■ **Aim**
Select every line holding the word "kesempatan" and copy it.

Items listed in a dataset:

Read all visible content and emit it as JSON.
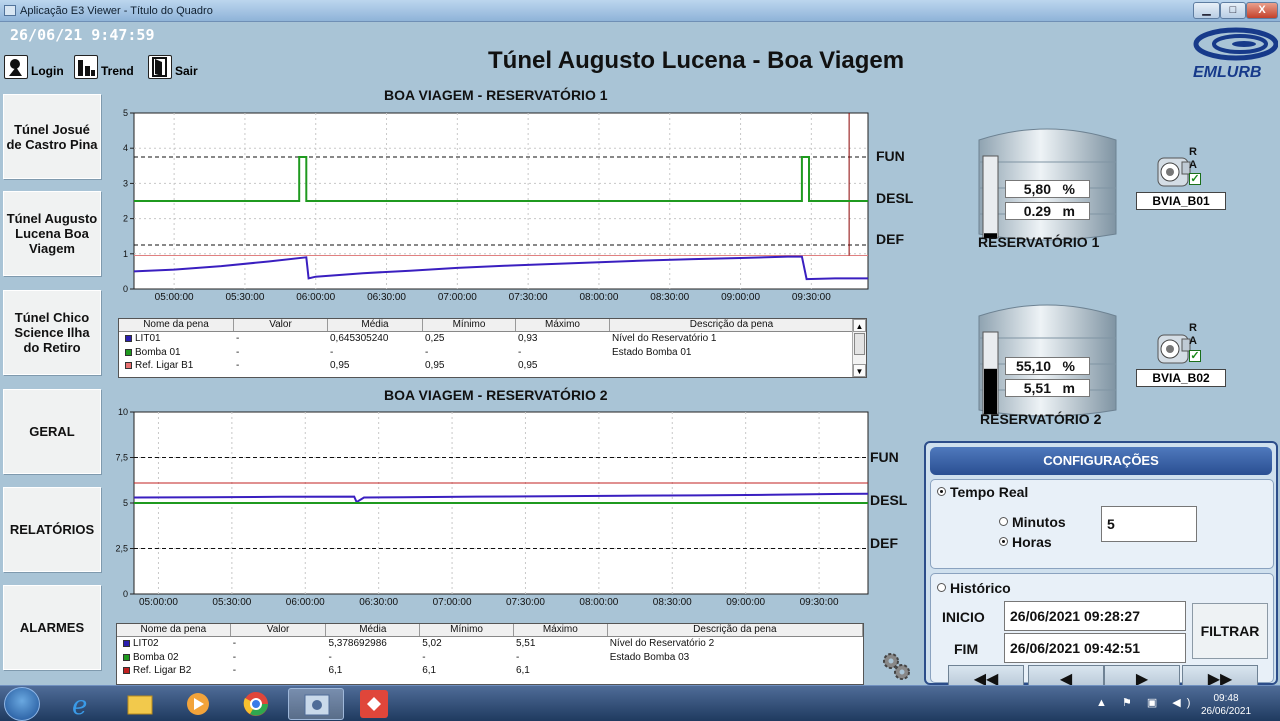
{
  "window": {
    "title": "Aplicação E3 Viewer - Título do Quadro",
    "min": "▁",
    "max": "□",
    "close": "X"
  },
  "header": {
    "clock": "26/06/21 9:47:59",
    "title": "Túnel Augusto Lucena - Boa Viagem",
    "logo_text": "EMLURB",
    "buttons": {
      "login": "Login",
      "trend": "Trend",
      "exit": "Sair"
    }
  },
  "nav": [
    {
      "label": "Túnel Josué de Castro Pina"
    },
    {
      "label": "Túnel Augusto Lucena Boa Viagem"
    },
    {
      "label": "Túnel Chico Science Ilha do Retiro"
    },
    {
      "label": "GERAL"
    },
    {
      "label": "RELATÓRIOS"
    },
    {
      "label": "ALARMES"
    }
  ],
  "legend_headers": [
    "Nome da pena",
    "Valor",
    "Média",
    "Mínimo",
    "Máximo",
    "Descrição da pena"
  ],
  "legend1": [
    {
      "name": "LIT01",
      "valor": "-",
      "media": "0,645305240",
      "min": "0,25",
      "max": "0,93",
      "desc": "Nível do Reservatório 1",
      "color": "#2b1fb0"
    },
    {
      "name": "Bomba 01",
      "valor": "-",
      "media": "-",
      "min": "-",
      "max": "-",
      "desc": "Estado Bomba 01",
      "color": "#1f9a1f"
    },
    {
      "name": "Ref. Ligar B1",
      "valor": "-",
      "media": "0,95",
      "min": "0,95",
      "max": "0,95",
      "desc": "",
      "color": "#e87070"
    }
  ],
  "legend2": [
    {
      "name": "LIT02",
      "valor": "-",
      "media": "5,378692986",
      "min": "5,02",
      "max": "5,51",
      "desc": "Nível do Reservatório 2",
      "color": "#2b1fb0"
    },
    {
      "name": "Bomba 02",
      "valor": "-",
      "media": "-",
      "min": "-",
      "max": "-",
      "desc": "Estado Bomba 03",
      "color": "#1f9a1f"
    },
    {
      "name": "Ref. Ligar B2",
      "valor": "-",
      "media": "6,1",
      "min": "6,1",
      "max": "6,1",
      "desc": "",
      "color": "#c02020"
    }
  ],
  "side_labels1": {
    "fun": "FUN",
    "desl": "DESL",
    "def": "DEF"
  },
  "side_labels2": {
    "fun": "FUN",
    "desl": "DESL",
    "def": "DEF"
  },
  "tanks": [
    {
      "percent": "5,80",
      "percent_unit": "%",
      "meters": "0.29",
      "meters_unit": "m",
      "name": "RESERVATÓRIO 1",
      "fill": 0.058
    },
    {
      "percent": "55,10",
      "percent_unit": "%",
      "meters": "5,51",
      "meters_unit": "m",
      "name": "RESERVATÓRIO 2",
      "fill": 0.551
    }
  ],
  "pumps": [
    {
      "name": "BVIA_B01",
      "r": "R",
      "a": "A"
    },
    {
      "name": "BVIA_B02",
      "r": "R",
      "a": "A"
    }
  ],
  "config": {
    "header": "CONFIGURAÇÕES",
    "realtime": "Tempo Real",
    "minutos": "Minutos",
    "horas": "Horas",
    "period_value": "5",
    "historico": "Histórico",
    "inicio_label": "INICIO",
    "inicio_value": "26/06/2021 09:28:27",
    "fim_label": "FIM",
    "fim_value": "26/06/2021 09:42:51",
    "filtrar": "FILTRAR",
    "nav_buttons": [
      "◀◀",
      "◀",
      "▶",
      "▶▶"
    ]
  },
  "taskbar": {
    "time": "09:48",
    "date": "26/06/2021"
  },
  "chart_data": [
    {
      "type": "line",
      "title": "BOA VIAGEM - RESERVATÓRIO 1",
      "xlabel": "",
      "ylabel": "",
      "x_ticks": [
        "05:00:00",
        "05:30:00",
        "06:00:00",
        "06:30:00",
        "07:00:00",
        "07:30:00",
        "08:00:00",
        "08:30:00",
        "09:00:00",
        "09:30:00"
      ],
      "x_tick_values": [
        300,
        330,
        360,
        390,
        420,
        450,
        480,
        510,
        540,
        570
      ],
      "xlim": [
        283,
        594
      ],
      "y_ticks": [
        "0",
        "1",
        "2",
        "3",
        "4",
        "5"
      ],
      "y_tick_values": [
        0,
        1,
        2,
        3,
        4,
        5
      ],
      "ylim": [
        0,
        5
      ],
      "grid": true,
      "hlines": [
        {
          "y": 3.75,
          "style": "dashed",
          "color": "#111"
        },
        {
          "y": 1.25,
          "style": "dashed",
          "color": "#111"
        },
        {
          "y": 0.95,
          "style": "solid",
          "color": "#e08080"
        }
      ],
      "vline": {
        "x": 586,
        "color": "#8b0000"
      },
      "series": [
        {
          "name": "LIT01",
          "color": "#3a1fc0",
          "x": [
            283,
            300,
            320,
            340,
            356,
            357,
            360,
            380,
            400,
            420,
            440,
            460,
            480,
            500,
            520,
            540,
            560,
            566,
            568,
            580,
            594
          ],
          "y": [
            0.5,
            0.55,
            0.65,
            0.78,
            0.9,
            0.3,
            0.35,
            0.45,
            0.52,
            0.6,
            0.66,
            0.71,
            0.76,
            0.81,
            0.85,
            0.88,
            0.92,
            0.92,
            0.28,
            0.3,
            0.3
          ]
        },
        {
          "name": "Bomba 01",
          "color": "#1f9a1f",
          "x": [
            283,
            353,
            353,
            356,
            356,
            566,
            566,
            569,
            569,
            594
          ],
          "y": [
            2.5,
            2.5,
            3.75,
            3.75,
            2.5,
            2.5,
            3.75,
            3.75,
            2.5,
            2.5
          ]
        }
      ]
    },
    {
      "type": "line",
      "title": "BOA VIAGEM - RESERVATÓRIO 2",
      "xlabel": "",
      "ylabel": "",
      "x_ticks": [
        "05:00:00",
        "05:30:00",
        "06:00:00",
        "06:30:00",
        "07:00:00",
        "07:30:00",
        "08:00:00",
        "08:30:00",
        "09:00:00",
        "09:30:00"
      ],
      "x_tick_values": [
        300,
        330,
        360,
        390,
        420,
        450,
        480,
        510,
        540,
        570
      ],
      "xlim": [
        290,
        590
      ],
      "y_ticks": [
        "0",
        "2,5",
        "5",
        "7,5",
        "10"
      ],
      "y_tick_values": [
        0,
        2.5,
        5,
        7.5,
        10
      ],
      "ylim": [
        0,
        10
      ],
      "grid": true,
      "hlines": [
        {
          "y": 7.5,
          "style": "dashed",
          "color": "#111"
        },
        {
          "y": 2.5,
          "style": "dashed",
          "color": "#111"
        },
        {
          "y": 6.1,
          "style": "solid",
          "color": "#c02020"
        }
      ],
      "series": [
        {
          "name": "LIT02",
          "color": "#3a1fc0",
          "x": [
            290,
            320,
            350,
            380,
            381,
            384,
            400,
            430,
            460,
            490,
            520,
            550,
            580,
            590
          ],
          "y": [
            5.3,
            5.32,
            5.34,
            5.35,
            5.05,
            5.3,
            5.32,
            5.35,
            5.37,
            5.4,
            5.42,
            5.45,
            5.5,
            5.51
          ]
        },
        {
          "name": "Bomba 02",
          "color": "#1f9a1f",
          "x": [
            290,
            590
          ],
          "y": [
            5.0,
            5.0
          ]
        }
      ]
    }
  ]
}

--

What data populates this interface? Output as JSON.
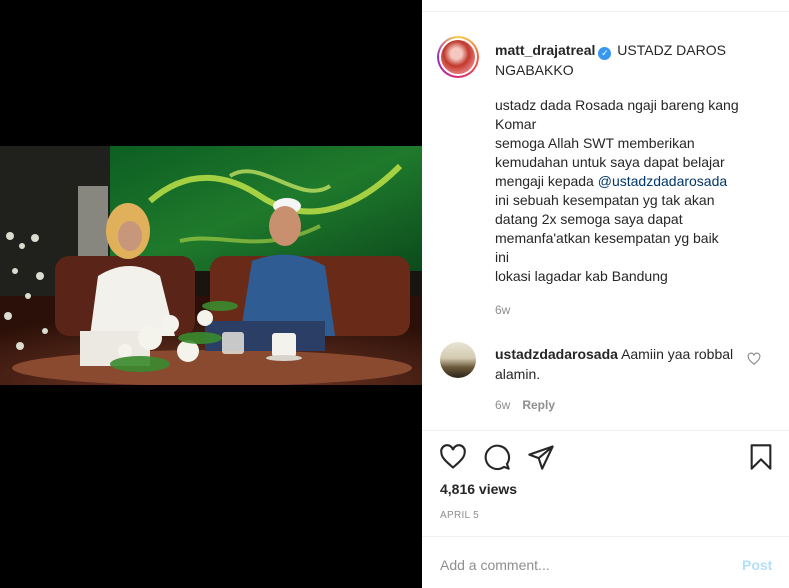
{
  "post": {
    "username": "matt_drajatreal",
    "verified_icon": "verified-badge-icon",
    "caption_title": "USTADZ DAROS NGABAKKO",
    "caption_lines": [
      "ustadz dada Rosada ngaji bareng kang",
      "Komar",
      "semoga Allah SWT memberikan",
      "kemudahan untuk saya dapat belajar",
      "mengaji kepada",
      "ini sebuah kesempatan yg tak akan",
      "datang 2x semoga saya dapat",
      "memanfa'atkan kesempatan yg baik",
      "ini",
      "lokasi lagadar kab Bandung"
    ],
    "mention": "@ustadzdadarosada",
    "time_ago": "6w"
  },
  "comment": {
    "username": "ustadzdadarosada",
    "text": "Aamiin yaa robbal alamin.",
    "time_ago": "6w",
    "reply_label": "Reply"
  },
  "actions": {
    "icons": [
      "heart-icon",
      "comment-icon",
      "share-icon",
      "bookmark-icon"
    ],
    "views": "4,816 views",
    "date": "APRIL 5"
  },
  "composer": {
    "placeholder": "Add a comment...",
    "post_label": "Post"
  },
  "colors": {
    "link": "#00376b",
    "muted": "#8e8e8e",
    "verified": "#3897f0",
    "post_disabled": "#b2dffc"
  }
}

■ **Response**
      "ini sebuah kesempatan yg tak akan",
      "memanfa'atkan kesempatan yg baik",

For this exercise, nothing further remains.